> [WHAT YOU SHOULD DO]:
Calculate how many lines in the following records hold the word "this", and report that number without comment.
___ RECORDS PROVIDED ___
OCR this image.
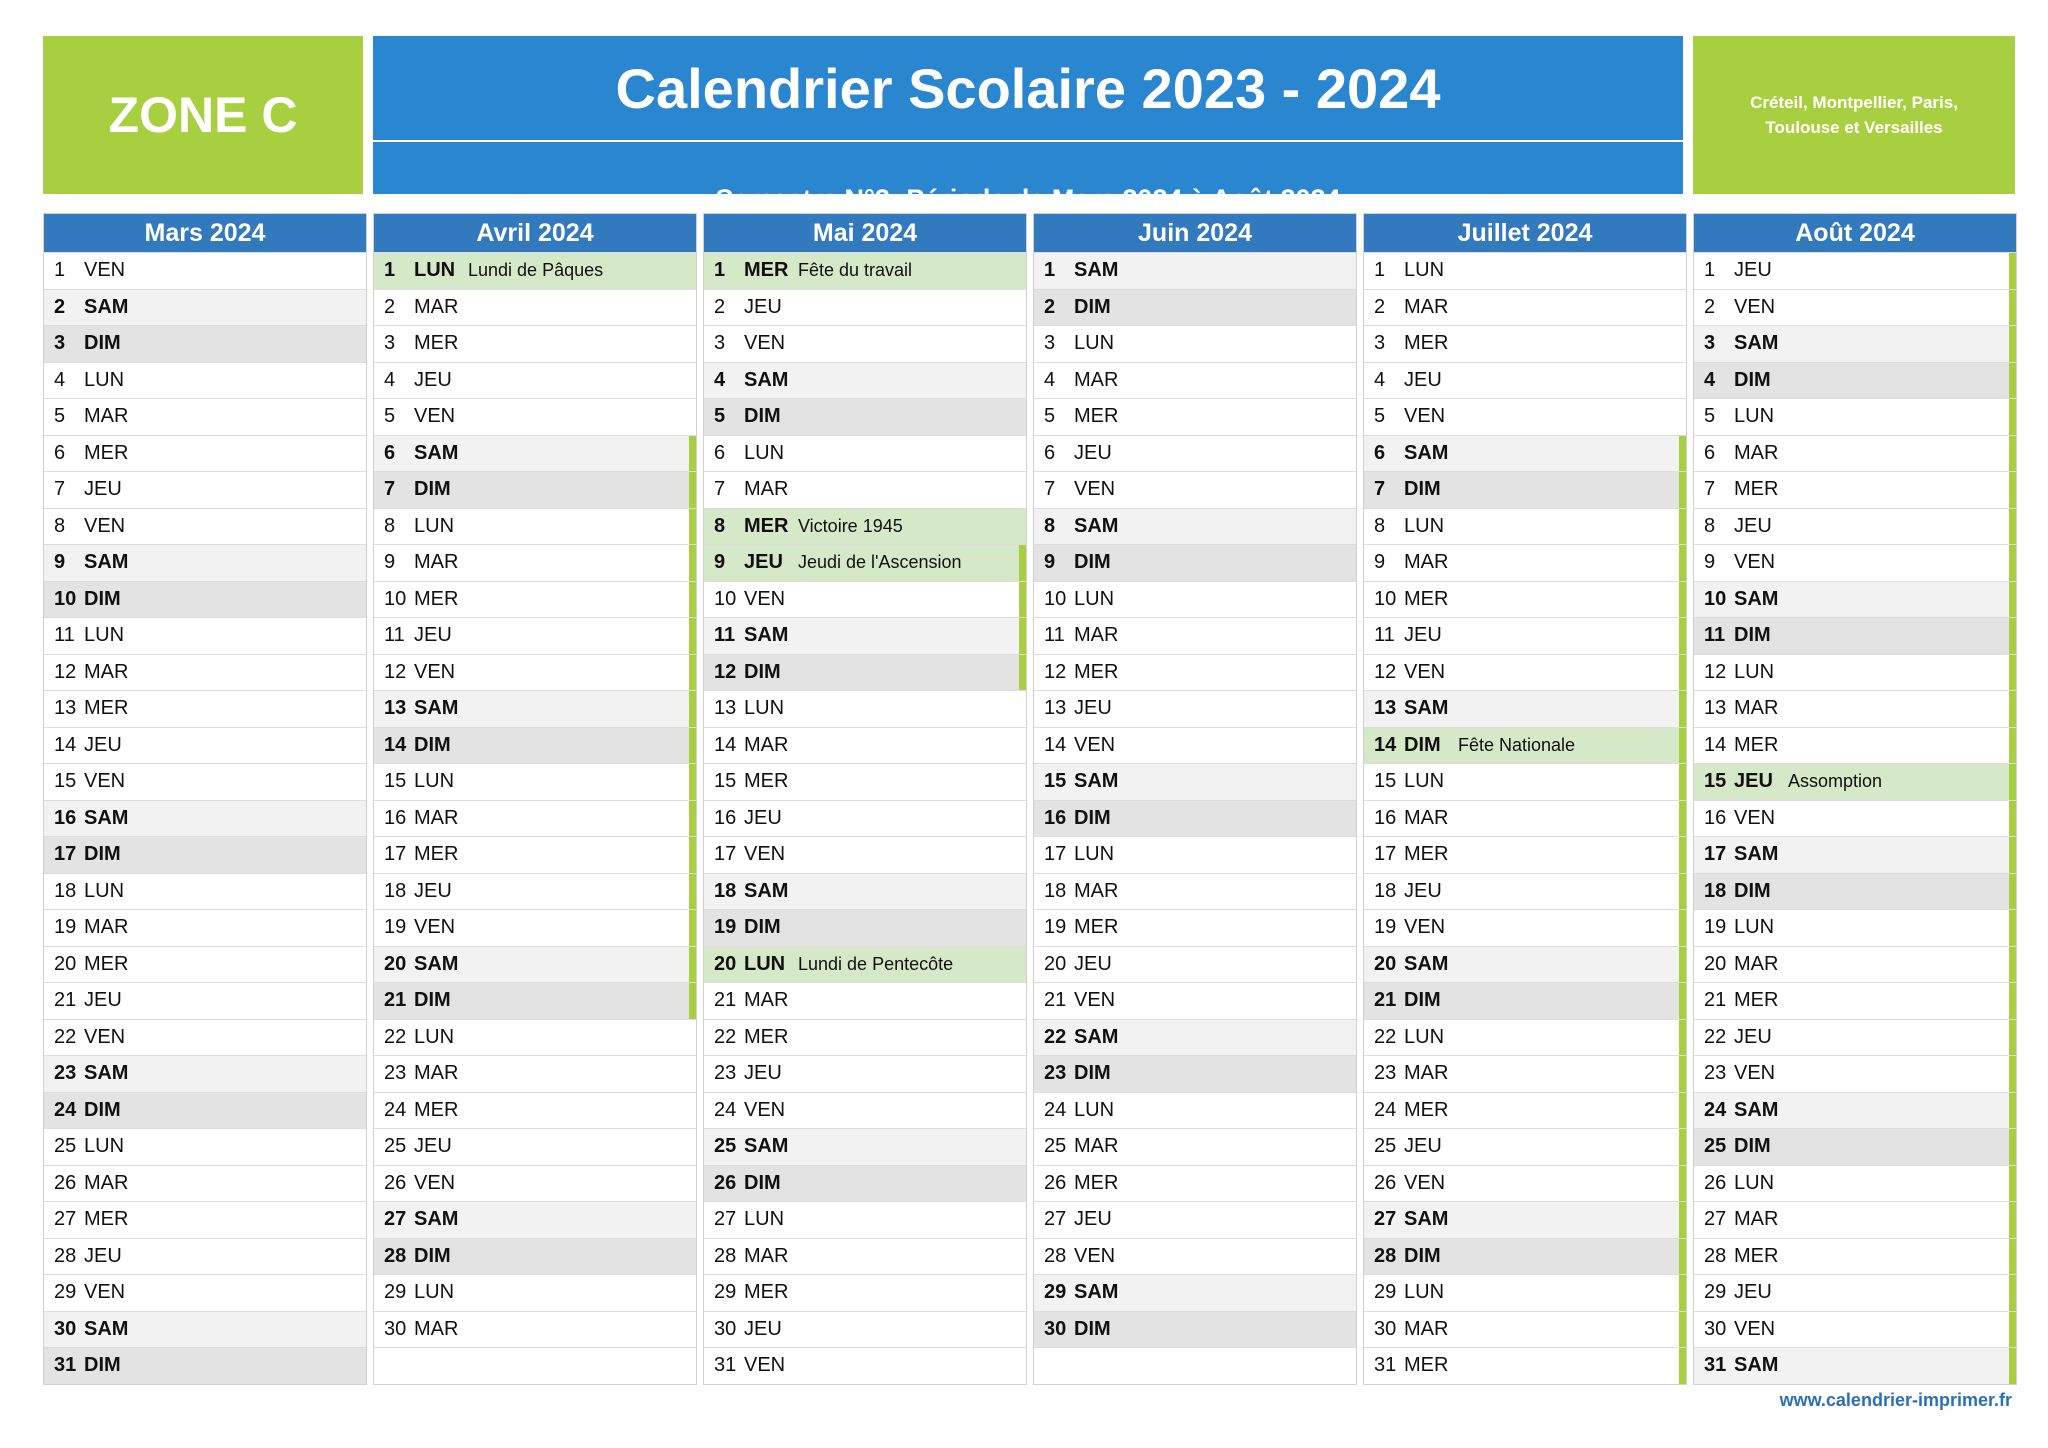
ZONE C	Calendrier Scolaire 2023 - 2024
Semestre N°2: Période de Mars 2024 à Août 2024
Créteil, Montpellier, Paris,
Toulouse et Versailles
Mars 2024
1 VEN
2 SAM
3 DIM
4 LUN
5 MAR
6 MER
7 JEU
8 VEN
9 SAM
10 DIM
11 LUN
12 MAR
13 MER
14 JEU
15 VEN
16 SAM
17 DIM
18 LUN
19 MAR
20 MER
21 JEU
22 VEN
23 SAM
24 DIM
25 LUN
26 MAR
27 MER
28 JEU
29 VEN
30 SAM
31 DIM
Avril 2024
1 LUN Lundi de Pâques
2 MAR
3 MER
4 JEU
5 VEN
6 SAM
7 DIM
8 LUN
9 MAR
10 MER
11 JEU
12 VEN
13 SAM
14 DIM
15 LUN
16 MAR
17 MER
18 JEU
19 VEN
20 SAM
21 DIM
22 LUN
23 MAR
24 MER
25 JEU
26 VEN
27 SAM
28 DIM
29 LUN
30 MAR
Mai 2024
1 MER Fête du travail
2 JEU
3 VEN
4 SAM
5 DIM
6 LUN
7 MAR
8 MER Victoire 1945
9 JEU Jeudi de l'Ascension
10 VEN
11 SAM
12 DIM
13 LUN
14 MAR
15 MER
16 JEU
17 VEN
18 SAM
19 DIM
20 LUN Lundi de Pentecôte
21 MAR
22 MER
23 JEU
24 VEN
25 SAM
26 DIM
27 LUN
28 MAR
29 MER
30 JEU
31 VEN
Juin 2024
1 SAM
2 DIM
3 LUN
4 MAR
5 MER
6 JEU
7 VEN
8 SAM
9 DIM
10 LUN
11 MAR
12 MER
13 JEU
14 VEN
15 SAM
16 DIM
17 LUN
18 MAR
19 MER
20 JEU
21 VEN
22 SAM
23 DIM
24 LUN
25 MAR
26 MER
27 JEU
28 VEN
29 SAM
30 DIM
Juillet 2024
1 LUN
2 MAR
3 MER
4 JEU
5 VEN
6 SAM
7 DIM
8 LUN
9 MAR
10 MER
11 JEU
12 VEN
13 SAM
14 DIM Fête Nationale
15 LUN
16 MAR
17 MER
18 JEU
19 VEN
20 SAM
21 DIM
22 LUN
23 MAR
24 MER
25 JEU
26 VEN
27 SAM
28 DIM
29 LUN
30 MAR
31 MER
Août 2024
1 JEU
2 VEN
3 SAM
4 DIM
5 LUN
6 MAR
7 MER
8 JEU
9 VEN
10 SAM
11 DIM
12 LUN
13 MAR
14 MER
15 JEU Assomption
16 VEN
17 SAM
18 DIM
19 LUN
20 MAR
21 MER
22 JEU
23 VEN
24 SAM
25 DIM
26 LUN
27 MAR
28 MER
29 JEU
30 VEN
31 SAM
www.calendrier-imprimer.fr
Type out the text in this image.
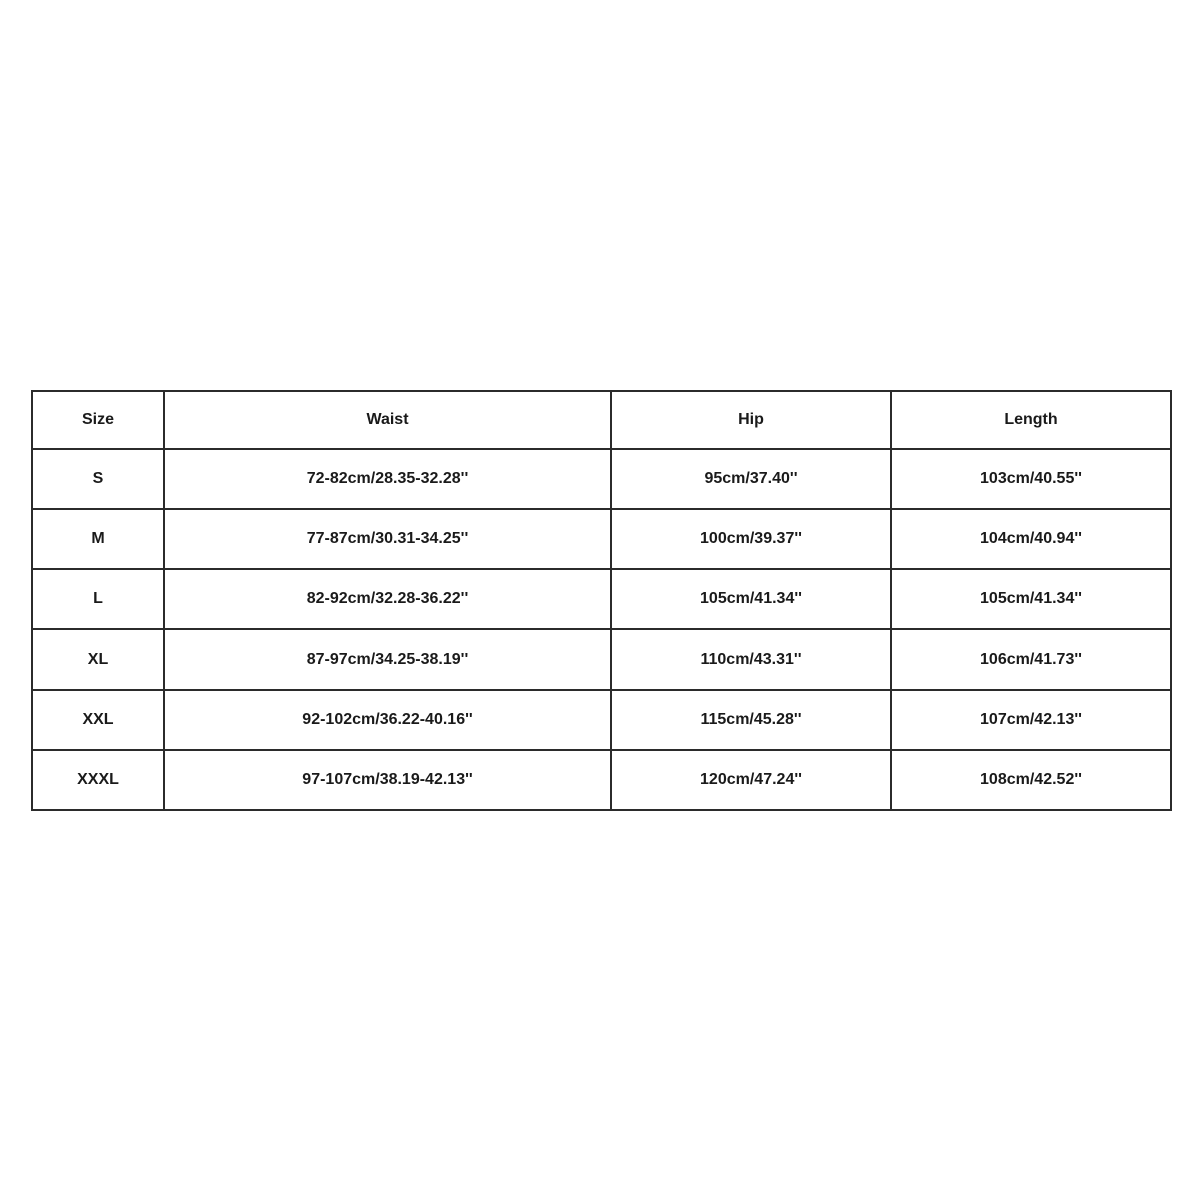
Size	Waist	Hip	Length
S	72-82cm/28.35-32.28''	95cm/37.40''	103cm/40.55''
M	77-87cm/30.31-34.25''	100cm/39.37''	104cm/40.94''
L	82-92cm/32.28-36.22''	105cm/41.34''	105cm/41.34''
XL	87-97cm/34.25-38.19''	110cm/43.31''	106cm/41.73''
XXL	92-102cm/36.22-40.16''	115cm/45.28''	107cm/42.13''
XXXL	97-107cm/38.19-42.13''	120cm/47.24''	108cm/42.52''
___
> [RESPONSE TO THE EXERCISE]:
2